| Request a |
According to the radix sort discussion, which radix is chosen when sorting int32s?

| Page extract |
---+---

Radix sort takes O(k*n) time. But you have to ask what is K. K is the "number of digits" (a bit simplistic but basically something like that).

So, how many digits do you have? Quite answer, more than log(n) (log using the "digit size" as base) which makes the Radix algorithm O(n log n).

Why is that? If you have less than log(n) digits, then you have less than n possible numbers. Hence you can simply use "count sort" which takes O(n) time (just count how many of each number you have). So I assume you have more than k>log(n) digits...

That's why people don't use Radix sort that much. Although there are cases where it's worthwhile using it, in most cases quick sort is much better.

score 8 · Answer 6 · answered Mar 28 '13 at 03:51

when n > 128, we should use RadixSort

when sort int32s, I choose radix 256, so k = log(256, 2^32) = 4, which is significant smaller than log(2, n)

---+---

| Request b |
In the listing, reproduce the lines from the one holding "183, 800, 219]" through the one holding "376, 525, 417]", inclusive, substituting "data-row" for every occurrence of "table-row" and leaving everything else unchanged.

| Stored items |
---+---

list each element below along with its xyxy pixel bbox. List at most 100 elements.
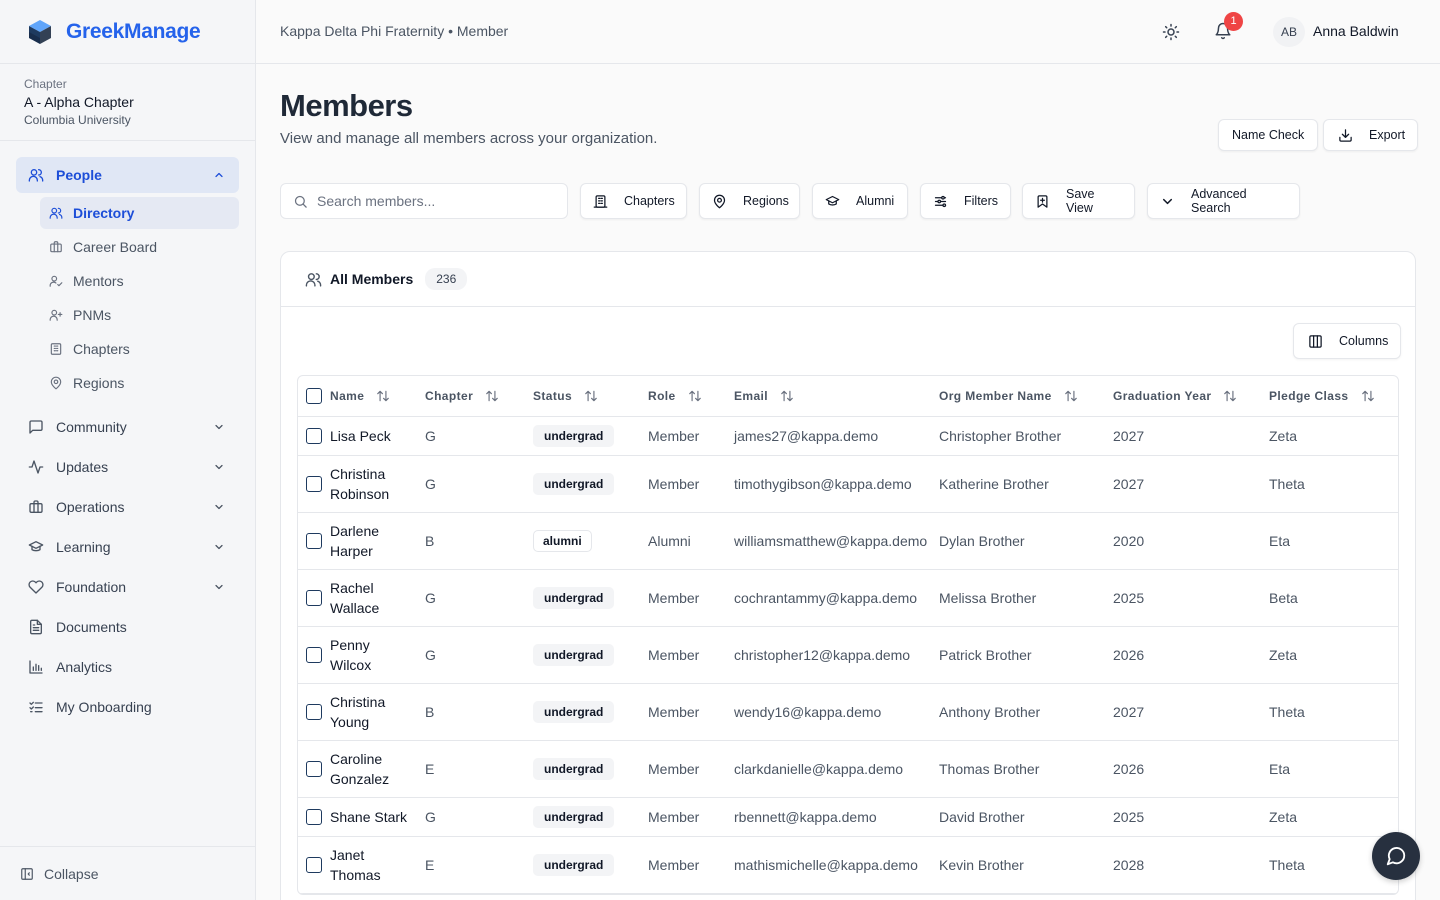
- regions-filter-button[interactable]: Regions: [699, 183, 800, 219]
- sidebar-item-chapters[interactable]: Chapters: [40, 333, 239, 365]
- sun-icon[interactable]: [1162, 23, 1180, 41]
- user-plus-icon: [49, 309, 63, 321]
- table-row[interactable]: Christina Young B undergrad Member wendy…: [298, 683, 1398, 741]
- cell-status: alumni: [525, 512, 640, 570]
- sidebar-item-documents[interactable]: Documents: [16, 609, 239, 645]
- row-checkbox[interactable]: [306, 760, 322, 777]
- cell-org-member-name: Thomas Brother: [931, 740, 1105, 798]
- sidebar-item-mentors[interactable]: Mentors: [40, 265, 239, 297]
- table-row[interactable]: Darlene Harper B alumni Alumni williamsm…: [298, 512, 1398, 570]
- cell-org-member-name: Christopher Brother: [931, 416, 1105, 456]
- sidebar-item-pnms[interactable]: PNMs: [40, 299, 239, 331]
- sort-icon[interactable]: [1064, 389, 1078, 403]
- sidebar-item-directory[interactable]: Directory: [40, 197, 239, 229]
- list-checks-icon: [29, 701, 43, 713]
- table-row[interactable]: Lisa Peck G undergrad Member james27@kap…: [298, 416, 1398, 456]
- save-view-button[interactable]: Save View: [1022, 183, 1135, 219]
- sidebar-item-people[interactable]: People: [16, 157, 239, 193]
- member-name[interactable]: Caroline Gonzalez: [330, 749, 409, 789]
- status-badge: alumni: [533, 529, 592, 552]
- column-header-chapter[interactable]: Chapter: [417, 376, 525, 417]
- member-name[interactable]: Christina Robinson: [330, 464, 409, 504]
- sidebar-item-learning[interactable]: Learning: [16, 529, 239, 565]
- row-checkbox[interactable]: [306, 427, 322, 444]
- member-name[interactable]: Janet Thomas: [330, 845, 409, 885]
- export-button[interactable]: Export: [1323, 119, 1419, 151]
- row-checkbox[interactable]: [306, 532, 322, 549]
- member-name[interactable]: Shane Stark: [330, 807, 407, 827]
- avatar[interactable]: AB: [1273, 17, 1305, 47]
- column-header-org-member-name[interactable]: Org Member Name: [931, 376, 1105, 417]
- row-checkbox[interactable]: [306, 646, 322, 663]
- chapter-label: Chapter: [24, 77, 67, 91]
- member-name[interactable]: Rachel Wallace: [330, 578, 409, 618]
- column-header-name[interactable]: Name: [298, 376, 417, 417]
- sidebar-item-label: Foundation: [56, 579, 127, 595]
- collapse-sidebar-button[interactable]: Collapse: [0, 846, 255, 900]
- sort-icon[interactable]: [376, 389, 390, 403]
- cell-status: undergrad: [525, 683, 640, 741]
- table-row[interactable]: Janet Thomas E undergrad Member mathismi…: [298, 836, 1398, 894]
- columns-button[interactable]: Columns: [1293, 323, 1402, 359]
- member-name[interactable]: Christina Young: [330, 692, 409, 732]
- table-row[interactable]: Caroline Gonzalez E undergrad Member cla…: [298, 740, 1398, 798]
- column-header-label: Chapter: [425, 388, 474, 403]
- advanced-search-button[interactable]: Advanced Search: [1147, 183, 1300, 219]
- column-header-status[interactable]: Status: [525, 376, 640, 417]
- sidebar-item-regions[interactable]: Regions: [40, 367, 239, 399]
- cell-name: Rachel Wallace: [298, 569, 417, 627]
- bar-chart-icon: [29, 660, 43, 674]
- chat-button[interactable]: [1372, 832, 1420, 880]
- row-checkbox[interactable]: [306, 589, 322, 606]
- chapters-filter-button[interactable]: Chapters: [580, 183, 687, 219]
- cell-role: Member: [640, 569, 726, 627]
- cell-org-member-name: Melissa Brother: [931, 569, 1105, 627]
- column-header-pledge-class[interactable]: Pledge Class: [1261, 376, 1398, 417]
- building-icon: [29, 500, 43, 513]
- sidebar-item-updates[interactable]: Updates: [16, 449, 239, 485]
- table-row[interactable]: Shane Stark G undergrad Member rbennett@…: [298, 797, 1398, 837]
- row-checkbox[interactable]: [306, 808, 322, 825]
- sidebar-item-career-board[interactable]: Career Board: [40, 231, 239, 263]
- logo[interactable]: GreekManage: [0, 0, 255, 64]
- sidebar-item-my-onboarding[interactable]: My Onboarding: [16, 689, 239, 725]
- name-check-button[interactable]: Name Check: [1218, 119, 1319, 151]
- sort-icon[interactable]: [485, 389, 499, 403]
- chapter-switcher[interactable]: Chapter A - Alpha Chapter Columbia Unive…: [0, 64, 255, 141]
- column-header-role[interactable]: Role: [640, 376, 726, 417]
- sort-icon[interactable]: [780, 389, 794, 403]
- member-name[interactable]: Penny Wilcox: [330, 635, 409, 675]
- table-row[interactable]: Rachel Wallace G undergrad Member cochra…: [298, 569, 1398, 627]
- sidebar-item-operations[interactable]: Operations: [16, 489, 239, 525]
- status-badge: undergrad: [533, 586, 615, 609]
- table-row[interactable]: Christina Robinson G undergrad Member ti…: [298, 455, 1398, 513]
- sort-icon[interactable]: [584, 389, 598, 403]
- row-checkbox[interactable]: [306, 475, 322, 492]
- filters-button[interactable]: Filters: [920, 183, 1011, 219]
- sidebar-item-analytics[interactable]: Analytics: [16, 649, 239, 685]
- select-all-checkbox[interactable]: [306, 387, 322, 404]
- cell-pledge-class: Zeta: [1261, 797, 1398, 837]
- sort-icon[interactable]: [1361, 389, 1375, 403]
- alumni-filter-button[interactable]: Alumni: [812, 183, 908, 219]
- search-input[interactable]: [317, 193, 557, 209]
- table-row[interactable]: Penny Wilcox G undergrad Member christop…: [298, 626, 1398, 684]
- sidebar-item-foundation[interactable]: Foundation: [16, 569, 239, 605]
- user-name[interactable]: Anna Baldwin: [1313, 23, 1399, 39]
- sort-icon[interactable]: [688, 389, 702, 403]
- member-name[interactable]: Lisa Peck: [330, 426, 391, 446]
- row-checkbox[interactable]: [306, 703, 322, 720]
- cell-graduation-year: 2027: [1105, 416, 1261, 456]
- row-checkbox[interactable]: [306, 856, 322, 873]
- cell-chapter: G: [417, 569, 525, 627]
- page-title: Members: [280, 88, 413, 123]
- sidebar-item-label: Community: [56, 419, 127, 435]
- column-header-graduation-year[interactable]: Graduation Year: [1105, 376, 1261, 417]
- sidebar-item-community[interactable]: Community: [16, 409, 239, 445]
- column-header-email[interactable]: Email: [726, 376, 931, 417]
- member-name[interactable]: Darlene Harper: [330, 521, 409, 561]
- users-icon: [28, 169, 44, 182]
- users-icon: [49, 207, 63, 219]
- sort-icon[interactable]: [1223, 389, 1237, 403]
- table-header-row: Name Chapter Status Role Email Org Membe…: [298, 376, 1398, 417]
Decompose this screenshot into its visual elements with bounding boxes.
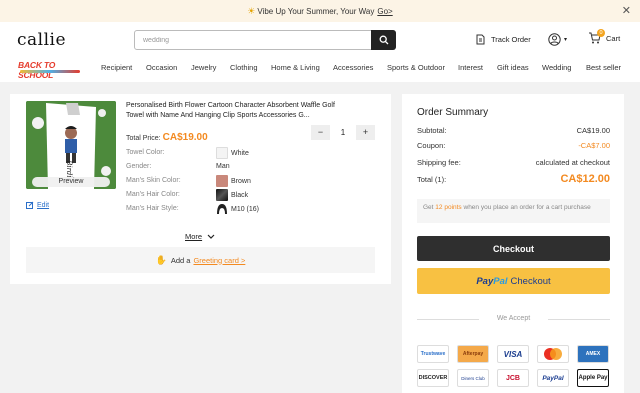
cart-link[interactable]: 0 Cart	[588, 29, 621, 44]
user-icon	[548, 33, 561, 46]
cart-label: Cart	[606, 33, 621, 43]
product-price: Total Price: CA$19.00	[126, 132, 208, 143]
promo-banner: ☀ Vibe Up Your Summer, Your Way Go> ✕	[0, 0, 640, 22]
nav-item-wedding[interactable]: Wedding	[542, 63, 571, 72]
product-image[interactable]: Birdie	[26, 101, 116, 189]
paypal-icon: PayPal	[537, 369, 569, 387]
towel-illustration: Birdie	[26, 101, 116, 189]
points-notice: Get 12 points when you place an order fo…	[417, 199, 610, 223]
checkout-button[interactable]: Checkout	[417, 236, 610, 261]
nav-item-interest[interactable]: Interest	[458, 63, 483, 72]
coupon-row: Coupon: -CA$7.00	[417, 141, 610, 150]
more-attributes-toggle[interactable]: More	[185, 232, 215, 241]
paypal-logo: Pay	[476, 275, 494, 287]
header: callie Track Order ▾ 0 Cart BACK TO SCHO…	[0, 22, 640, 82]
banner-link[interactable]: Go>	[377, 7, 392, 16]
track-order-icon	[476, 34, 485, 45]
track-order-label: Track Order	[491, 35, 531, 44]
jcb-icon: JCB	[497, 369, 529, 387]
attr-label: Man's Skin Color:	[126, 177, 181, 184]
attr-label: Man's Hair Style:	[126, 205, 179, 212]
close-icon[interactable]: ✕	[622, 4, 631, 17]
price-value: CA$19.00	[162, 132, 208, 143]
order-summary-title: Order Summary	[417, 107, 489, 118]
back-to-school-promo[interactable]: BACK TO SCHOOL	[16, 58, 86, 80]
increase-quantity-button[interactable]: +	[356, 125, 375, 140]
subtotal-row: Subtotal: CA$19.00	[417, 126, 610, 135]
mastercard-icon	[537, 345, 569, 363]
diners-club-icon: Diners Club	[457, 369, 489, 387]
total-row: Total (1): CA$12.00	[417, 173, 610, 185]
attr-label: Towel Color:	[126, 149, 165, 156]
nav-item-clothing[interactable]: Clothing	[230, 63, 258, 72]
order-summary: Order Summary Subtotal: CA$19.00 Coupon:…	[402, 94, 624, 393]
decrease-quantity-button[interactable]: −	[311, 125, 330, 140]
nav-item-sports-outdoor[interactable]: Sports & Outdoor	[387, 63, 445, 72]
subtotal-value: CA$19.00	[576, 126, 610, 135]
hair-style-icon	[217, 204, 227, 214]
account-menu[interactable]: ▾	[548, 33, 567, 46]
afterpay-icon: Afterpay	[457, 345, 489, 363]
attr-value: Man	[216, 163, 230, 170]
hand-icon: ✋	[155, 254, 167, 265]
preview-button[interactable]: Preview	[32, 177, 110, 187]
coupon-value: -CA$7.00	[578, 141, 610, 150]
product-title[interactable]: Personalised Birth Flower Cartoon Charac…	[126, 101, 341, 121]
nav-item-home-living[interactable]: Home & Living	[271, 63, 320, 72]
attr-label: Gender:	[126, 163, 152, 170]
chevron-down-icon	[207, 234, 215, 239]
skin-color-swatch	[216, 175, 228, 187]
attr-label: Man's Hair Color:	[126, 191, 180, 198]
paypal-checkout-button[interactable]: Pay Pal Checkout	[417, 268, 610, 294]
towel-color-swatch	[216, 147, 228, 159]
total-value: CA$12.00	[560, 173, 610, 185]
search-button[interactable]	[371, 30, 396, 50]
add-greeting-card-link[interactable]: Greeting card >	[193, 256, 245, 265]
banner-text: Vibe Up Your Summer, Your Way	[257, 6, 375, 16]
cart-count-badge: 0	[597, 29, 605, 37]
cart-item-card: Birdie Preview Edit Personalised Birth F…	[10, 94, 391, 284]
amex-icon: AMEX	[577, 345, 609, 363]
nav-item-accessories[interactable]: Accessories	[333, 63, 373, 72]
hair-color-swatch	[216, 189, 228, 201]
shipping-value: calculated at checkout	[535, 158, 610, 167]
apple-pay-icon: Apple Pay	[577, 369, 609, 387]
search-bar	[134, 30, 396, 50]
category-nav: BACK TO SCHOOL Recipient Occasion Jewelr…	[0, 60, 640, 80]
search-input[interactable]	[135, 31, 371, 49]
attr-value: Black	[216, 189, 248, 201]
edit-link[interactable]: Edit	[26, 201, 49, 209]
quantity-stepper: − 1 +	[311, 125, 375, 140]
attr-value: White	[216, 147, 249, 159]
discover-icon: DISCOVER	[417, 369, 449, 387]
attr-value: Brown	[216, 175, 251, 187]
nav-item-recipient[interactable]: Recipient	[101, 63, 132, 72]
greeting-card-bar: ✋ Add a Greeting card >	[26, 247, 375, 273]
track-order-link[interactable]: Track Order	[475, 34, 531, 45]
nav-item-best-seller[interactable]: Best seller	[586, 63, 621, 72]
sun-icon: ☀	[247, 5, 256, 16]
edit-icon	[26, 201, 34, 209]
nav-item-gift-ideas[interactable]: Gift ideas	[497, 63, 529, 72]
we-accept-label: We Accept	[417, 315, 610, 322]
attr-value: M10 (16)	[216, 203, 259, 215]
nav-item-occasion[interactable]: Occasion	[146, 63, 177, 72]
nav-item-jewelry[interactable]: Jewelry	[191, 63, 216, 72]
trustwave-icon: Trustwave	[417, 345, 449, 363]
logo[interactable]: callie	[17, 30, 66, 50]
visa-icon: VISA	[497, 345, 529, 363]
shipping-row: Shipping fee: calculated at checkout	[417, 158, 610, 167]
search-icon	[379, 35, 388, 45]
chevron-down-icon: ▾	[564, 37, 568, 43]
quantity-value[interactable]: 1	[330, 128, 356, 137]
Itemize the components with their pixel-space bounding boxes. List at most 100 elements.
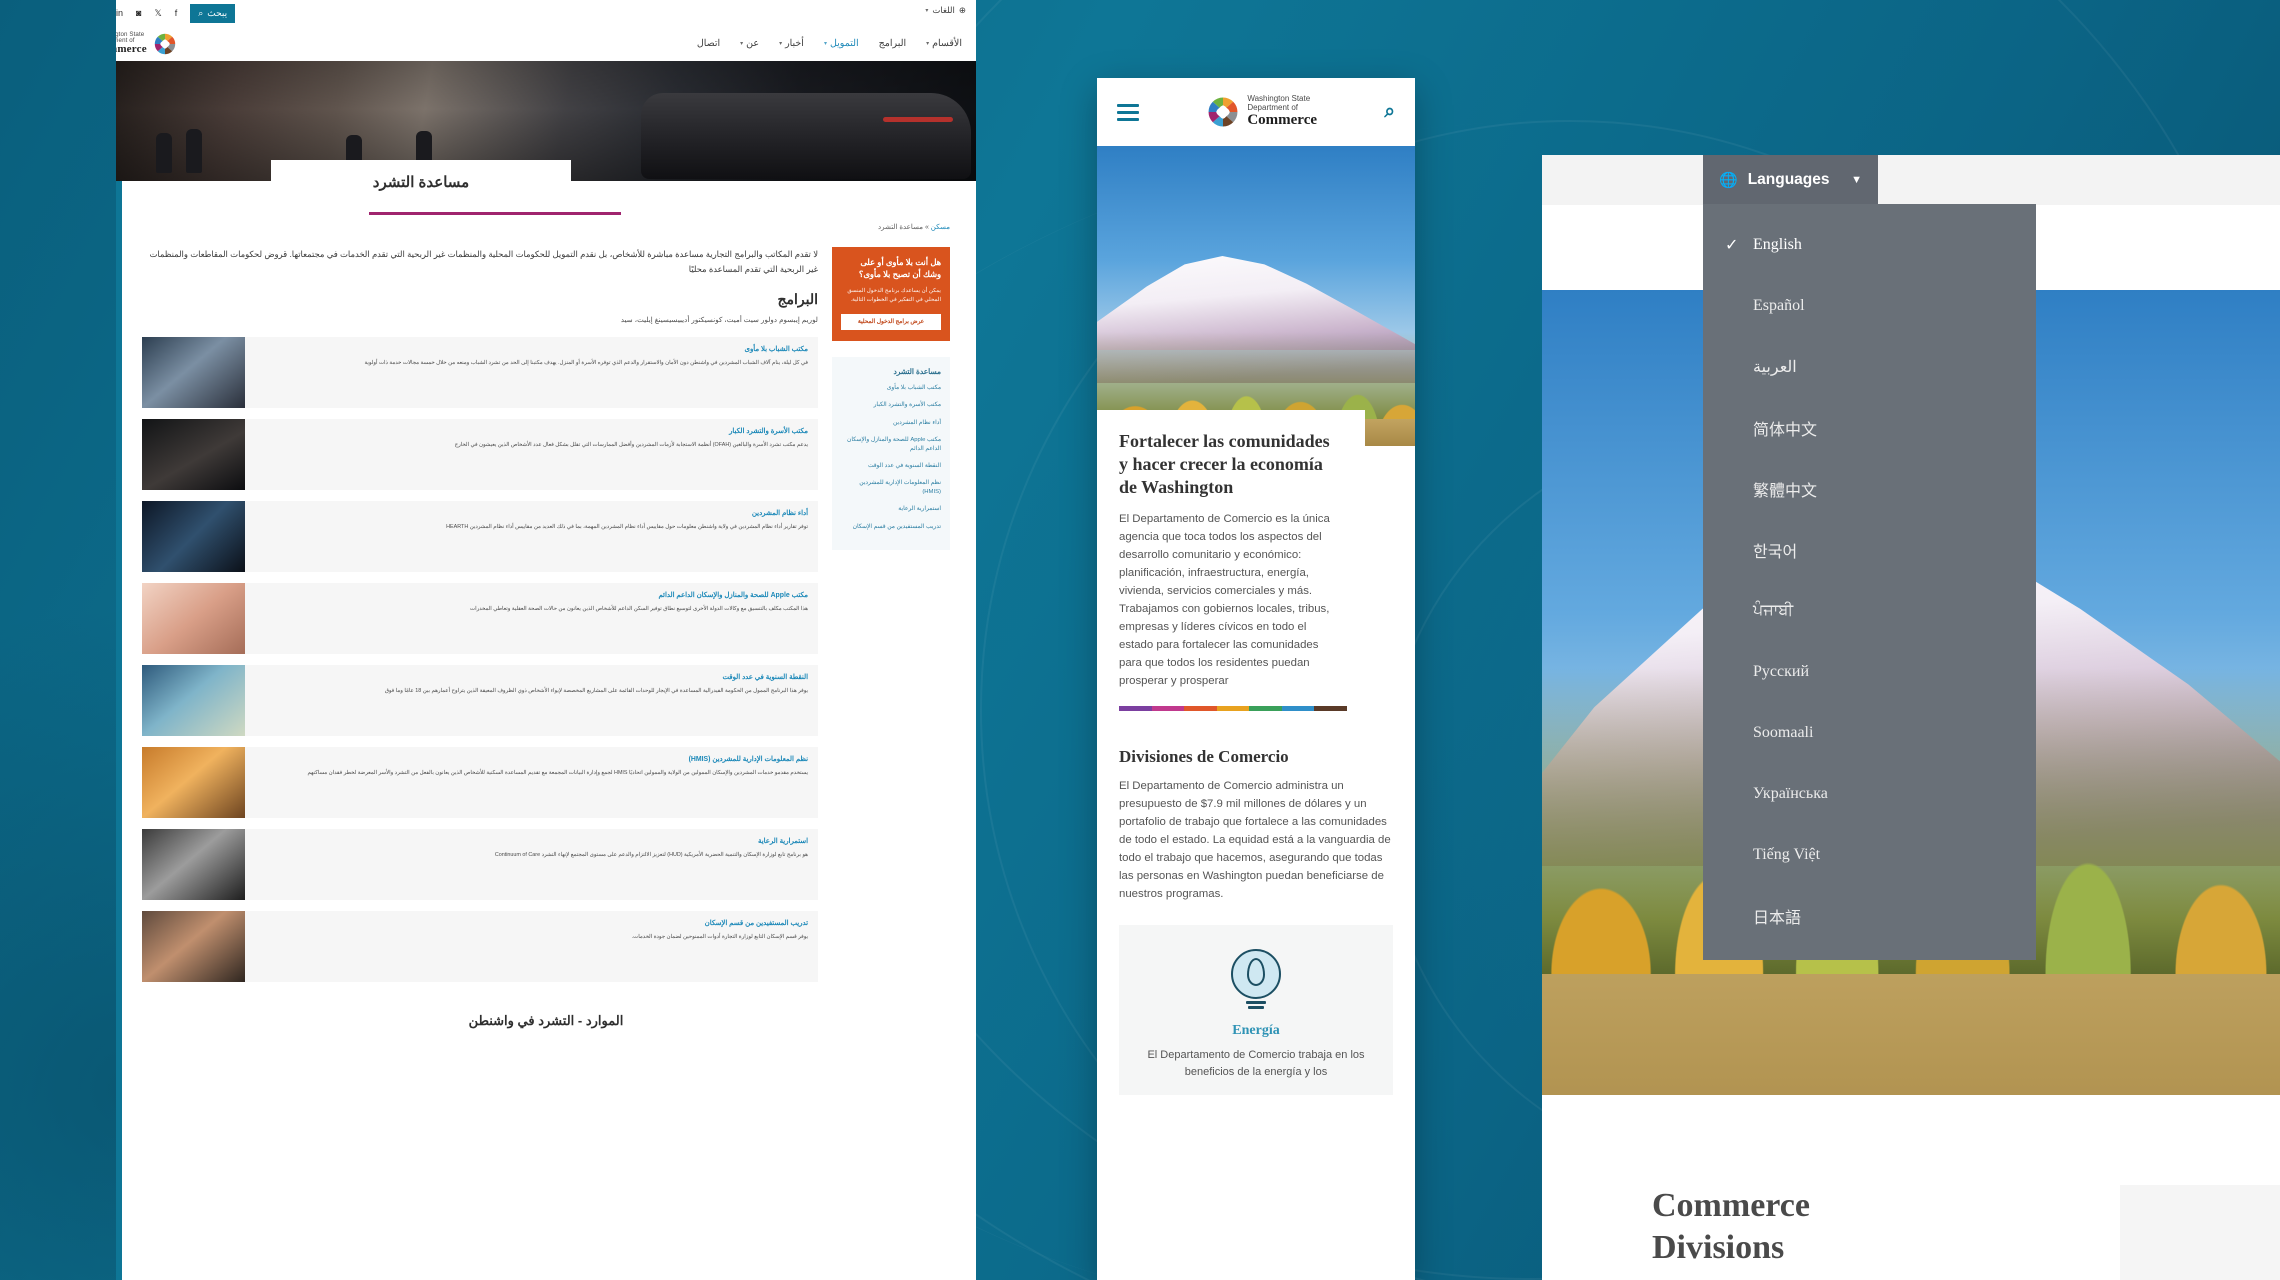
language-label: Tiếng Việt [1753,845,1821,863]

---+---

| Problem solution a |
A radix of 256.

| Problem solution b |
- regions-filter-button[interactable]: Regions: [699, 183, 800, 219]
- sidebar-item-chapters[interactable]: Chapters: [40, 333, 239, 365]
- sun-icon[interactable]: [1162, 23, 1180, 41]
- user-plus-icon: [49, 309, 63, 321]
- data-row[interactable]: Christina Young B undergrad Member wendy…: [298, 683, 1398, 741]
- cell-status: alumni: [525, 512, 640, 570]
- sidebar-item-documents[interactable]: Documents: [16, 609, 239, 645]
- row-checkbox[interactable]: [306, 760, 322, 777]
- cell-org-member-name: Thomas Brother: [931, 740, 1105, 798]
- sidebar-item-mentors[interactable]: Mentors: [40, 265, 239, 297]
- data-row[interactable]: Darlene Harper B alumni Alumni williamsm…: [298, 512, 1398, 570]
- cell-org-member-name: Christopher Brother: [931, 416, 1105, 456]
- sidebar-item-pnms[interactable]: PNMs: [40, 299, 239, 331]
- sort-icon[interactable]: [1064, 389, 1078, 403]
- sidebar-item-directory[interactable]: Directory: [40, 197, 239, 229]
- list-checks-icon: [29, 701, 43, 713]
- data-row[interactable]: Lisa Peck G undergrad Member james27@kap…: [298, 416, 1398, 456]
- save-view-button[interactable]: Save View: [1022, 183, 1135, 219]
- sidebar-item-people[interactable]: People: [16, 157, 239, 193]
- member-name[interactable]: Caroline Gonzalez: [330, 749, 409, 789]
- status-badge: alumni: [533, 529, 592, 552]
- column-header-chapter[interactable]: Chapter: [417, 376, 525, 417]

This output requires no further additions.